- **Given problem**: Print out the material that follows word for word.
%%
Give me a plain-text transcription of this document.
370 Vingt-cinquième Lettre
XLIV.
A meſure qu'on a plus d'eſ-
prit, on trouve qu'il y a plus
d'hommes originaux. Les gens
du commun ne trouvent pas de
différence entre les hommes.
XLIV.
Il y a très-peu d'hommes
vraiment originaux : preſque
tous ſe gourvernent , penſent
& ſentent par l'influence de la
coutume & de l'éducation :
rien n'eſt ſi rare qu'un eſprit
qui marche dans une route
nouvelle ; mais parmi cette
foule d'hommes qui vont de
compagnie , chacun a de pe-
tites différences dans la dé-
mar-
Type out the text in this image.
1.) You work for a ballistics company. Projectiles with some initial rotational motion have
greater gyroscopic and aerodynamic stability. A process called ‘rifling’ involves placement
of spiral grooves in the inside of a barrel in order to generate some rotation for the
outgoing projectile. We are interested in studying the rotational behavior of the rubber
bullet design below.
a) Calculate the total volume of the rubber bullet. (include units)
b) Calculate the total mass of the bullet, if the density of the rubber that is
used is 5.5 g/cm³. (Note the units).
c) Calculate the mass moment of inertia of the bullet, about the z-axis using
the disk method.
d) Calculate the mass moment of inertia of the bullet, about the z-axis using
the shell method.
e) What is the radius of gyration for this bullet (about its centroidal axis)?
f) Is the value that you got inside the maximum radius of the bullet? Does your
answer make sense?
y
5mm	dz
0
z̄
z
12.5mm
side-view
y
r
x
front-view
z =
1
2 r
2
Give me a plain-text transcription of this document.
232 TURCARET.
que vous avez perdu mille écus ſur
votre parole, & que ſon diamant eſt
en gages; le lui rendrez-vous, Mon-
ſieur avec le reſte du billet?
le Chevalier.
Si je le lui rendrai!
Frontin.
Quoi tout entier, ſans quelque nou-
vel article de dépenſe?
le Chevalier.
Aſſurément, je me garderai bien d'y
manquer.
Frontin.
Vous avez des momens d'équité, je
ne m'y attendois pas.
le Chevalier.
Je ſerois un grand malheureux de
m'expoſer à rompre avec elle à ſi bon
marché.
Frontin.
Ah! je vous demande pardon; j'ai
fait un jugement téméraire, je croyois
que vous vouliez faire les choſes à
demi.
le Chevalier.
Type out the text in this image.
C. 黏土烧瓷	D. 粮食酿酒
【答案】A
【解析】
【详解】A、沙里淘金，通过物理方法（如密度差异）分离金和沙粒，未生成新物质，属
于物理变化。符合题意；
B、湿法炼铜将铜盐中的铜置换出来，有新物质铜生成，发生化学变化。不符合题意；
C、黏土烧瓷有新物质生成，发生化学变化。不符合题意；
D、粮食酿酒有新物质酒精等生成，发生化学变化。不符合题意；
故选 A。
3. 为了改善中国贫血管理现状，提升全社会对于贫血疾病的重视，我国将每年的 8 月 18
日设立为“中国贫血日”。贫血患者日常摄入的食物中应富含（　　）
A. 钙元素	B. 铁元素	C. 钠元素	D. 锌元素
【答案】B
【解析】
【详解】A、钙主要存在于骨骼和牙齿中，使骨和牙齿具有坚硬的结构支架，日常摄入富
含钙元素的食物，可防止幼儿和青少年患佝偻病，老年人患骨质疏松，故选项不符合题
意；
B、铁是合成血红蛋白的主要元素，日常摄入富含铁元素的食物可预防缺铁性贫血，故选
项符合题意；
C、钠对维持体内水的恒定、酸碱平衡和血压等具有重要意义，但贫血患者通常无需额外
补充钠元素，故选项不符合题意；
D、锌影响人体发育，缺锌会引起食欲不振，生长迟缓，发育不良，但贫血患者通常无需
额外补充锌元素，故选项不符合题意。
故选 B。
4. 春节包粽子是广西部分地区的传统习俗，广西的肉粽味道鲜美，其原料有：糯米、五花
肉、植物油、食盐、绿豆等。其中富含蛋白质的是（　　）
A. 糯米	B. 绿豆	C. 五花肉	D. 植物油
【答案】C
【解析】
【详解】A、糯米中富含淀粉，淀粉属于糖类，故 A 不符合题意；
%%
- **Complete output**:
Give me a plain-text transcription of this document.
370 Vingt-cinquième Lettre
XLIV.
A meſure qu'on a plus d'eſ-
prit, on trouve qu'il y a plus
d'hommes originaux. Les gens
du commun ne trouvent pas de
différence entre les hommes.
XLIV.
Il y a très-peu d'hommes
vraiment originaux : preſque
tous ſe gourvernent , penſent
& ſentent par l'influence de la
coutume & de l'éducation :
rien n'eſt ſi rare qu'un eſprit
qui marche dans une route
nouvelle ; mais parmi cette
foule d'hommes qui vont de
compagnie , chacun a de pe-
tites différences dans la dé-
mar-
Type out the text in this image.
1.) You work for a ballistics company. Projectiles with some initial rotational motion have
greater gyroscopic and aerodynamic stability. A process called ‘rifling’ involves placement
of spiral grooves in the inside of a barrel in order to generate some rotation for the
outgoing projectile. We are interested in studying the rotational behavior of the rubber
bullet design below.
a) Calculate the total volume of the rubber bullet. (include units)
b) Calculate the total mass of the bullet, if the density of the rubber that is
used is 5.5 g/cm³. (Note the units).
c) Calculate the mass moment of inertia of the bullet, about the z-axis using
the disk method.
d) Calculate the mass moment of inertia of the bullet, about the z-axis using
the shell method.
e) What is the radius of gyration for this bullet (about its centroidal axis)?
f) Is the value that you got inside the maximum radius of the bullet? Does your
answer make sense?
y
5mm	dz
0
z̄
z
12.5mm
side-view
y
r
x
front-view
z =
1
2 r
2
Give me a plain-text transcription of this document.
232 TURCARET.
que vous avez perdu mille écus ſur
votre parole, & que ſon diamant eſt
en gages; le lui rendrez-vous, Mon-
ſieur avec le reſte du billet?
le Chevalier.
Si je le lui rendrai!
Frontin.
Quoi tout entier, ſans quelque nou-
vel article de dépenſe?
le Chevalier.
Aſſurément, je me garderai bien d'y
manquer.
Frontin.
Vous avez des momens d'équité, je
ne m'y attendois pas.
le Chevalier.
Je ſerois un grand malheureux de
m'expoſer à rompre avec elle à ſi bon
marché.
Frontin.
Ah! je vous demande pardon; j'ai
fait un jugement téméraire, je croyois
que vous vouliez faire les choſes à
demi.
le Chevalier.
Type out the text in this image.
C. 黏土烧瓷	D. 粮食酿酒
【答案】A
【解析】
【详解】A、沙里淘金，通过物理方法（如密度差异）分离金和沙粒，未生成新物质，属
于物理变化。符合题意；
B、湿法炼铜将铜盐中的铜置换出来，有新物质铜生成，发生化学变化。不符合题意；
C、黏土烧瓷有新物质生成，发生化学变化。不符合题意；
D、粮食酿酒有新物质酒精等生成，发生化学变化。不符合题意；
故选 A。
3. 为了改善中国贫血管理现状，提升全社会对于贫血疾病的重视，我国将每年的 8 月 18
日设立为“中国贫血日”。贫血患者日常摄入的食物中应富含（　　）
A. 钙元素	B. 铁元素	C. 钠元素	D. 锌元素
【答案】B
【解析】
【详解】A、钙主要存在于骨骼和牙齿中，使骨和牙齿具有坚硬的结构支架，日常摄入富
含钙元素的食物，可防止幼儿和青少年患佝偻病，老年人患骨质疏松，故选项不符合题
意；
B、铁是合成血红蛋白的主要元素，日常摄入富含铁元素的食物可预防缺铁性贫血，故选
项符合题意；
C、钠对维持体内水的恒定、酸碱平衡和血压等具有重要意义，但贫血患者通常无需额外
补充钠元素，故选项不符合题意；
D、锌影响人体发育，缺锌会引起食欲不振，生长迟缓，发育不良，但贫血患者通常无需
额外补充锌元素，故选项不符合题意。
故选 B。
4. 春节包粽子是广西部分地区的传统习俗，广西的肉粽味道鲜美，其原料有：糯米、五花
肉、植物油、食盐、绿豆等。其中富含蛋白质的是（　　）
A. 糯米	B. 绿豆	C. 五花肉	D. 植物油
【答案】C
【解析】
【详解】A、糯米中富含淀粉，淀粉属于糖类，故 A 不符合题意；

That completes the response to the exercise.